- **Goal of the exercise**
From the entries below, report how many lines contain the string "amount". Give only that number.

- **Data entries**
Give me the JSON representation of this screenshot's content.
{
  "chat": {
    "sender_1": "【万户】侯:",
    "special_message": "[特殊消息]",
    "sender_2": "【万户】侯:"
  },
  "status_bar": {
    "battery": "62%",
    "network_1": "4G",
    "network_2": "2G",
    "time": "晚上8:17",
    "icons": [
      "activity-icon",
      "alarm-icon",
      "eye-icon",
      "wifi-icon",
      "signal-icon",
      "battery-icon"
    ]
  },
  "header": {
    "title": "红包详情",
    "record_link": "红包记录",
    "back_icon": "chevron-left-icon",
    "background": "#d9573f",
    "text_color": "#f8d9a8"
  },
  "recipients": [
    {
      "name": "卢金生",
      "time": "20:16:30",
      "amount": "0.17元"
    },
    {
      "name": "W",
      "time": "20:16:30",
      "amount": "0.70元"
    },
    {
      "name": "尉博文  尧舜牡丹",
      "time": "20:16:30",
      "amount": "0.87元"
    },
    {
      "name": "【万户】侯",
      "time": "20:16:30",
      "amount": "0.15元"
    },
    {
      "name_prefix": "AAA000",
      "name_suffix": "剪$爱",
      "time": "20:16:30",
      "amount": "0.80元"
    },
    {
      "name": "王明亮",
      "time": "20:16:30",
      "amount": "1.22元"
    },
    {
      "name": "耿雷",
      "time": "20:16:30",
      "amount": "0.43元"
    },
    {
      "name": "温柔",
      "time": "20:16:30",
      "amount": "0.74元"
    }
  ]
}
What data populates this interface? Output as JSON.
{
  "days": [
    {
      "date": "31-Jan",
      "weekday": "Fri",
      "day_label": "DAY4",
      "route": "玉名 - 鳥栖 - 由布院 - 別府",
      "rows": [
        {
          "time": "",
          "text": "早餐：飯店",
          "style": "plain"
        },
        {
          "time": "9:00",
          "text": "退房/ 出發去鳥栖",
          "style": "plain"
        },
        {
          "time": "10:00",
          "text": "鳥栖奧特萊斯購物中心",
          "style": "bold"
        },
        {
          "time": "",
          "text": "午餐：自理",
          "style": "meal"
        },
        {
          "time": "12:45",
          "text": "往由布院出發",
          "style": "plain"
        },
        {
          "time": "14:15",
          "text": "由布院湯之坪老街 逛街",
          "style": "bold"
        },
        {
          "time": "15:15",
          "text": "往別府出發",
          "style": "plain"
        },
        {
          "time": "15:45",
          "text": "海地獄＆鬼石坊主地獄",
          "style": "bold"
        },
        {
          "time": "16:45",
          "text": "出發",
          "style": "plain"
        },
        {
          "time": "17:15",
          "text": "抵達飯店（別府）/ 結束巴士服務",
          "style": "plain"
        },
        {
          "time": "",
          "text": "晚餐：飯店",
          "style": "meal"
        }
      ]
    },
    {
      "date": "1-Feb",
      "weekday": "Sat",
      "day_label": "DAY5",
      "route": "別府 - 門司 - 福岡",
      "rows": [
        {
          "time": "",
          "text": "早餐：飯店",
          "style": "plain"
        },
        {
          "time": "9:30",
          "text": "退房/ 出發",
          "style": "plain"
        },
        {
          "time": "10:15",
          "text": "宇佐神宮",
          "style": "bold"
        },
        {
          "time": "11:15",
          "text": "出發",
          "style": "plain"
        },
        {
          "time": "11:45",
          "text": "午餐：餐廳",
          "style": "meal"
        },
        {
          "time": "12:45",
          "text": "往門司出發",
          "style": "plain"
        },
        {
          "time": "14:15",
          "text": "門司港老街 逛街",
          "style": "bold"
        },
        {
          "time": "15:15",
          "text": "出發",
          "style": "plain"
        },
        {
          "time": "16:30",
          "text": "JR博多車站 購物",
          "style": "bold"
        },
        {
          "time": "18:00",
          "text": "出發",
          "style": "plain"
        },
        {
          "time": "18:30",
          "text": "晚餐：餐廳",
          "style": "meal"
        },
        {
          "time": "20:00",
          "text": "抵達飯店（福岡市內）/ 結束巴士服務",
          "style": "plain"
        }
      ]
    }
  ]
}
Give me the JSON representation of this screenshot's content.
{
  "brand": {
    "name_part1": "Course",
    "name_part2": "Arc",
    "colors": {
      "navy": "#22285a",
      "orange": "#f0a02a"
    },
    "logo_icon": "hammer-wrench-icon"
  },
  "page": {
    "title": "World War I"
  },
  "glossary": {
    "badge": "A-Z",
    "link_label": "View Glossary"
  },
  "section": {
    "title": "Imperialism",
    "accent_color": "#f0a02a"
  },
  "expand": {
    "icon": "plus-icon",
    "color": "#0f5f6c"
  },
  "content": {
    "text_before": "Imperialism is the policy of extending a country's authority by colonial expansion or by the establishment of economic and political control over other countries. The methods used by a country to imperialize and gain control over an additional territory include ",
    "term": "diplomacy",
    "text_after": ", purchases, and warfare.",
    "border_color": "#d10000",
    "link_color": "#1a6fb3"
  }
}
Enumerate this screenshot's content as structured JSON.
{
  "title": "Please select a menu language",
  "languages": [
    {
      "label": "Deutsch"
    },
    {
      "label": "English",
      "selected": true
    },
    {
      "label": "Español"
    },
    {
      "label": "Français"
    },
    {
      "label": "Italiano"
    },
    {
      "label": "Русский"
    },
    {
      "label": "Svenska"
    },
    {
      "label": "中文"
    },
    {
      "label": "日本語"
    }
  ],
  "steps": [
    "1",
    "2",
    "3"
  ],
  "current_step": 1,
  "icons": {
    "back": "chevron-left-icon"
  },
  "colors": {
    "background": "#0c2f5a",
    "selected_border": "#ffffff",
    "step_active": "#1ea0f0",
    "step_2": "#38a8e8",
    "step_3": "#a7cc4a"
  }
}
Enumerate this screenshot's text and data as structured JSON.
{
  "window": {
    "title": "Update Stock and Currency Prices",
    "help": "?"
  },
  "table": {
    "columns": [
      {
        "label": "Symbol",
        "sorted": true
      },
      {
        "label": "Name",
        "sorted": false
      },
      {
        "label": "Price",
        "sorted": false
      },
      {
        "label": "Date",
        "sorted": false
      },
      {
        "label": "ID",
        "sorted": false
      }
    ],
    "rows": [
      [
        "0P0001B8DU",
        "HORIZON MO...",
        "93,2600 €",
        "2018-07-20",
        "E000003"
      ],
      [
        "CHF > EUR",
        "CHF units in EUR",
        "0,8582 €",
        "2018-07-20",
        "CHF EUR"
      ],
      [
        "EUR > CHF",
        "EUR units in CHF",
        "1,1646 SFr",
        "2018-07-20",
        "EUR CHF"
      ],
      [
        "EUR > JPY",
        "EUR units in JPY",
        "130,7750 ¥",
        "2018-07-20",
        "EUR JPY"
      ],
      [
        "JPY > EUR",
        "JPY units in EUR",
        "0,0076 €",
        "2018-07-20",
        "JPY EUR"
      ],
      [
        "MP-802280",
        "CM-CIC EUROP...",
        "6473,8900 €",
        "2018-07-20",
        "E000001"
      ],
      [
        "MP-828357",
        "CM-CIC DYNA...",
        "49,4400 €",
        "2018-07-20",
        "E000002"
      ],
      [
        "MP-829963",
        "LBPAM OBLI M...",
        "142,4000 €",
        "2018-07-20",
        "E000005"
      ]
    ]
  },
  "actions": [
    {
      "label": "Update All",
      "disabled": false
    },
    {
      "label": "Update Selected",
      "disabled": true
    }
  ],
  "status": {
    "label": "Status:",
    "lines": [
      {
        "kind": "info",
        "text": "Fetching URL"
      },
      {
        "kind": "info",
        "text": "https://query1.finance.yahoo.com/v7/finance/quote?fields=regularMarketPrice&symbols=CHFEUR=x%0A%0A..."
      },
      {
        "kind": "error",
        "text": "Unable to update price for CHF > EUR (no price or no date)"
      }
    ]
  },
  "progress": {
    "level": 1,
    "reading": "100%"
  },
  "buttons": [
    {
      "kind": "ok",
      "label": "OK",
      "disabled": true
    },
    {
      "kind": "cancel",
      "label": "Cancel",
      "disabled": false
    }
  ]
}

- **Worked solution**
8